■ Aim ■
Only a number is wanted: the count of lines in this listing that contain "document".

Data records
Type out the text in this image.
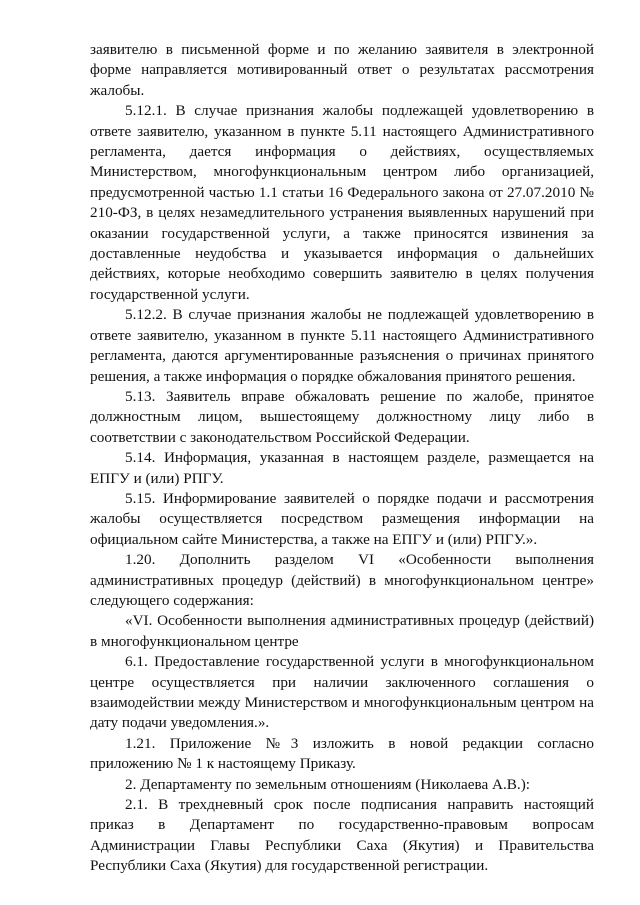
заявителю в письменной форме и по желанию заявителя в электронной форме направляется мотивированный ответ о результатах рассмотрения жалобы.

5.12.1. В случае признания жалобы подлежащей удовлетворению в ответе заявителю, указанном в пункте 5.11 настоящего Административного регламента, дается информация о действиях, осуществляемых Министерством, многофункциональным центром либо организацией, предусмотренной частью 1.1 статьи 16 Федерального закона от 27.07.2010 № 210-ФЗ, в целях незамедлительного устранения выявленных нарушений при оказании государственной услуги, а также приносятся извинения за доставленные неудобства и указывается информация о дальнейших действиях, которые необходимо совершить заявителю в целях получения государственной услуги.

5.12.2. В случае признания жалобы не подлежащей удовлетворению в ответе заявителю, указанном в пункте 5.11 настоящего Административного регламента, даются аргументированные разъяснения о причинах принятого решения, а также информация о порядке обжалования принятого решения.

5.13. Заявитель вправе обжаловать решение по жалобе, принятое должностным лицом, вышестоящему должностному лицу либо в соответствии с законодательством Российской Федерации.

5.14. Информация, указанная в настоящем разделе, размещается на ЕПГУ и (или) РПГУ.

5.15. Информирование заявителей о порядке подачи и рассмотрения жалобы осуществляется посредством размещения информации на официальном сайте Министерства, а также на ЕПГУ и (или) РПГУ.».

1.20. Дополнить разделом VI «Особенности выполнения административных процедур (действий) в многофункциональном центре» следующего содержания:

«VI. Особенности выполнения административных процедур (действий) в многофункциональном центре

6.1. Предоставление государственной услуги в многофункциональном центре осуществляется при наличии заключенного соглашения о взаимодействии между Министерством и многофункциональным центром на дату подачи уведомления.».

1.21. Приложение №3 изложить в новой редакции согласно приложению № 1 к настоящему Приказу.

2. Департаменту по земельным отношениям (Николаева А.В.):

2.1. В трехдневный срок после подписания направить настоящий приказ в Департамент по государственно-правовым вопросам Администрации Главы Республики Саха (Якутия) и Правительства Республики Саха (Якутия) для государственной регистрации.
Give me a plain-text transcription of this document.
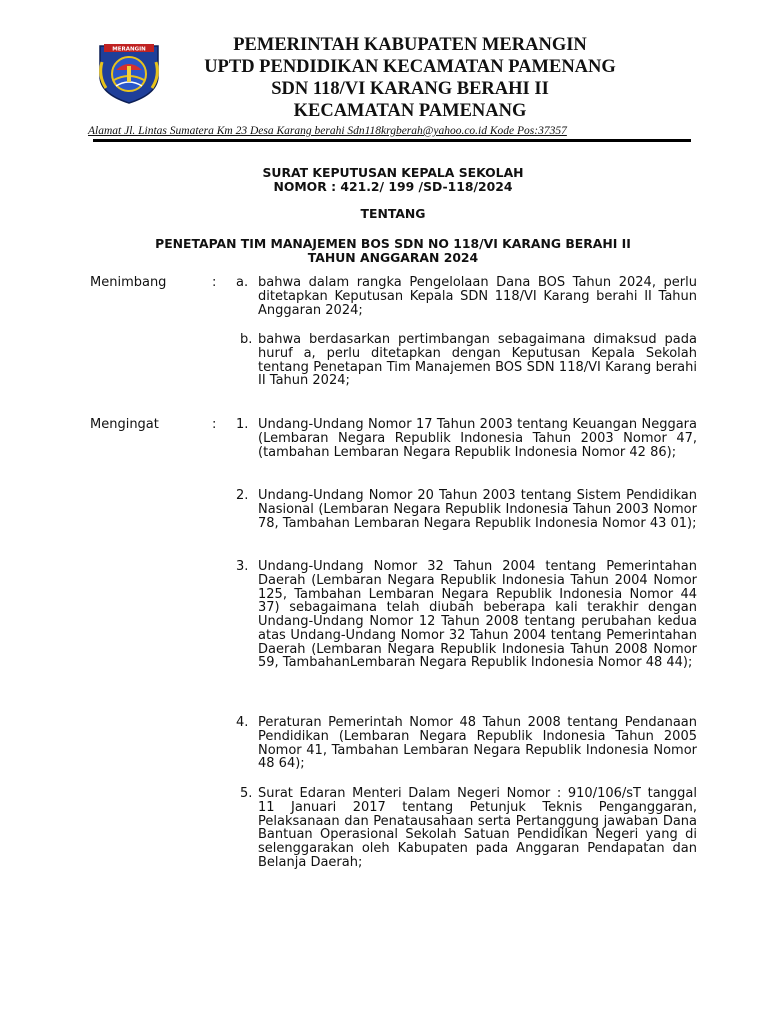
MERANGIN	PEMERINTAH KABUPATEN MERANGIN
UPTD PENDIDIKAN KECAMATAN PAMENANG
SDN 118/VI KARANG BERAHI II
KECAMATAN PAMENANG
Alamat Jl. Lintas Sumatera Km 23 Desa Karang berahi Sdn118krgberah@yahoo.co.id Kode Pos:37357
SURAT KEPUTUSAN KEPALA SEKOLAH
NOMOR : 421.2/ 199 /SD-118/2024
TENTANG
PENETAPAN TIM MANAJEMEN BOS SDN NO 118/VI KARANG BERAHI II
TAHUN ANGGARAN 2024
Menimbang	: a. bahwa dalam rangka Pengelolaan Dana BOS Tahun 2024, perlu ditetapkan Keputusan Kepala SDN 118/VI Karang berahi II Tahun Anggaran 2024;
b. bahwa berdasarkan pertimbangan sebagaimana dimaksud pada huruf a, perlu ditetapkan dengan Keputusan Kepala Sekolah tentang Penetapan Tim Manajemen BOS SDN 118/VI Karang berahi II Tahun 2024;
Mengingat	: 1. Undang-Undang Nomor 17 Tahun 2003 tentang Keuangan Neggara (Lembaran Negara Republik Indonesia Tahun 2003 Nomor 47, (tambahan Lembaran Negara Republik Indonesia Nomor 42 86);
2. Undang-Undang Nomor 20 Tahun 2003 tentang Sistem Pendidikan Nasional (Lembaran Negara Republik Indonesia Tahun 2003 Nomor 78, Tambahan Lembaran Negara Republik Indonesia Nomor 43 01);
3. Undang-Undang Nomor 32 Tahun 2004 tentang Pemerintahan Daerah (Lembaran Negara Republik Indonesia Tahun 2004 Nomor 125, Tambahan Lembaran Negara Republik Indonesia Nomor 44 37) sebagaimana telah diubah beberapa kali terakhir dengan Undang-Undang Nomor 12 Tahun 2008 tentang perubahan kedua atas Undang-Undang Nomor 32 Tahun 2004 tentang Pemerintahan Daerah (Lembaran Negara Republik Indonesia Tahun 2008 Nomor 59, TambahanLembaran Negara Republik Indonesia Nomor 48 44);
4. Peraturan Pemerintah Nomor 48 Tahun 2008 tentang Pendanaan Pendidikan (Lembaran Negara Republik Indonesia Tahun 2005 Nomor 41, Tambahan Lembaran Negara Republik Indonesia Nomor 48 64);
5. Surat Edaran Menteri Dalam Negeri Nomor : 910/106/sT tanggal 11 Januari 2017 tentang Petunjuk Teknis Penganggaran, Pelaksanaan dan Penatausahaan serta Pertanggung jawaban Dana Bantuan Operasional Sekolah Satuan Pendidikan Negeri yang di selenggarakan oleh Kabupaten pada Anggaran Pendapatan dan Belanja Daerah;
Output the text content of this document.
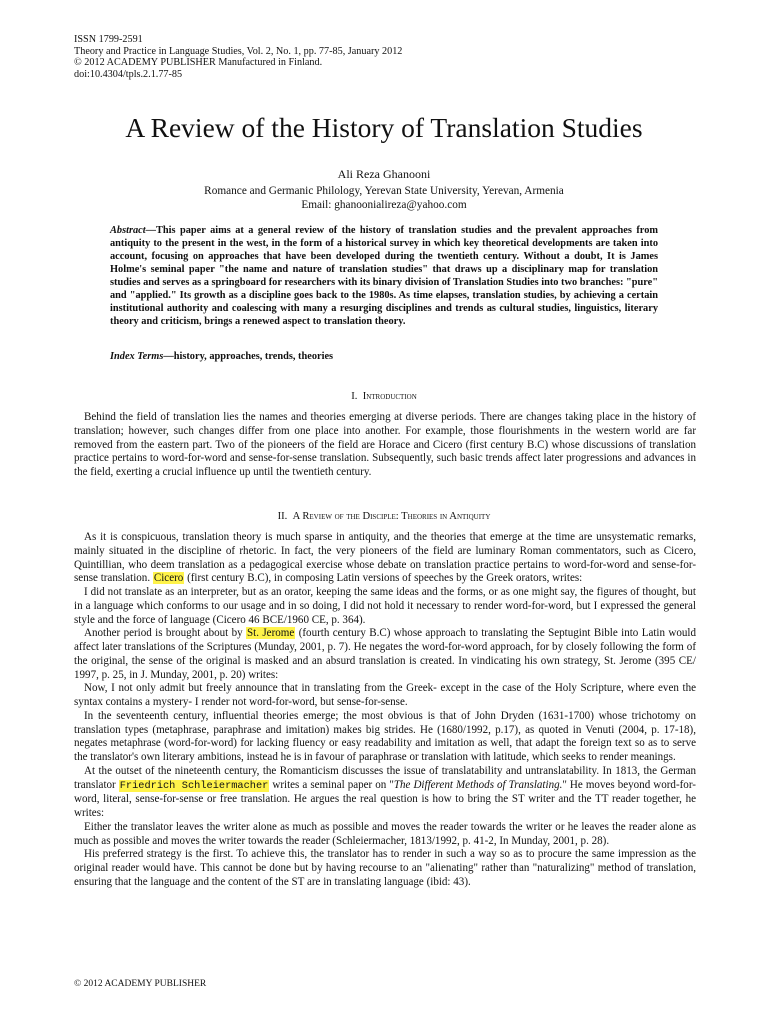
ISSN 1799-2591
Theory and Practice in Language Studies, Vol. 2, No. 1, pp. 77-85, January 2012
© 2012 ACADEMY PUBLISHER Manufactured in Finland.
doi:10.4304/tpls.2.1.77-85
A Review of the History of Translation Studies
Ali Reza Ghanooni
Romance and Germanic Philology, Yerevan State University, Yerevan, Armenia
Email: ghanoonialireza@yahoo.com

Abstract—This paper aims at a general review of the history of translation studies and the prevalent approaches from antiquity to the present in the west, in the form of a historical survey in which key theoretical developments are taken into account, focusing on approaches that have been developed during the twentieth century. Without a doubt, It is James Holme's seminal paper "the name and nature of translation studies" that draws up a disciplinary map for translation studies and serves as a springboard for researchers with its binary division of Translation Studies into two branches: "pure" and "applied." Its growth as a discipline goes back to the 1980s. As time elapses, translation studies, by achieving a certain institutional authority and coalescing with many a resurging disciplines and trends as cultural studies, linguistics, literary theory and criticism, brings a renewed aspect to translation theory.

Index Terms—history, approaches, trends, theories

I. Introduction

Behind the field of translation lies the names and theories emerging at diverse periods. There are changes taking place in the history of translation; however, such changes differ from one place into another. For example, those flourishments in the western world are far removed from the eastern part. Two of the pioneers of the field are Horace and Cicero (first century B.C) whose discussions of translation practice pertains to word-for-word and sense-for-sense translation. Subsequently, such basic trends affect later progressions and advances in the field, exerting a crucial influence up until the twentieth century.

II. A Review of the Disciple: Theories in Antiquity

As it is conspicuous, translation theory is much sparse in antiquity, and the theories that emerge at the time are unsystematic remarks, mainly situated in the discipline of rhetoric. In fact, the very pioneers of the field are luminary Roman commentators, such as Cicero, Quintillian, who deem translation as a pedagogical exercise whose debate on translation practice pertains to word-for-word and sense-for-sense translation. Cicero (first century B.C), in composing Latin versions of speeches by the Greek orators, writes:

I did not translate as an interpreter, but as an orator, keeping the same ideas and the forms, or as one might say, the figures of thought, but in a language which conforms to our usage and in so doing, I did not hold it necessary to render word-for-word, but I expressed the general style and the force of language (Cicero 46 BCE/1960 CE, p. 364).

Another period is brought about by St. Jerome (fourth century B.C) whose approach to translating the Septugint Bible into Latin would affect later translations of the Scriptures (Munday, 2001, p. 7). He negates the word-for-word approach, for by closely following the form of the original, the sense of the original is masked and an absurd translation is created. In vindicating his own strategy, St. Jerome (395 CE/ 1997, p. 25, in J. Munday, 2001, p. 20) writes:

Now, I not only admit but freely announce that in translating from the Greek- except in the case of the Holy Scripture, where even the syntax contains a mystery- I render not word-for-word, but sense-for-sense.

In the seventeenth century, influential theories emerge; the most obvious is that of John Dryden (1631-1700) whose trichotomy on translation types (metaphrase, paraphrase and imitation) makes big strides. He (1680/1992, p.17), as quoted in Venuti (2004, p. 17-18), negates metaphrase (word-for-word) for lacking fluency or easy readability and imitation as well, that adapt the foreign text so as to serve the translator's own literary ambitions, instead he is in favour of paraphrase or translation with latitude, which seeks to render meanings.

At the outset of the nineteenth century, the Romanticism discusses the issue of translatability and untranslatability. In 1813, the German translator Friedrich Schleiermacher writes a seminal paper on "The Different Methods of Translating." He moves beyond word-for-word, literal, sense-for-sense or free translation. He argues the real question is how to bring the ST writer and the TT reader together, he writes:

Either the translator leaves the writer alone as much as possible and moves the reader towards the writer or he leaves the reader alone as much as possible and moves the writer towards the reader (Schleiermacher, 1813/1992, p. 41-2, In Munday, 2001, p. 28).

His preferred strategy is the first. To achieve this, the translator has to render in such a way so as to procure the same impression as the original reader would have. This cannot be done but by having recourse to an "alienating" rather than "naturalizing" method of translation, ensuring that the language and the content of the ST are in translating language (ibid: 43).

© 2012 ACADEMY PUBLISHER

■ Result ■
2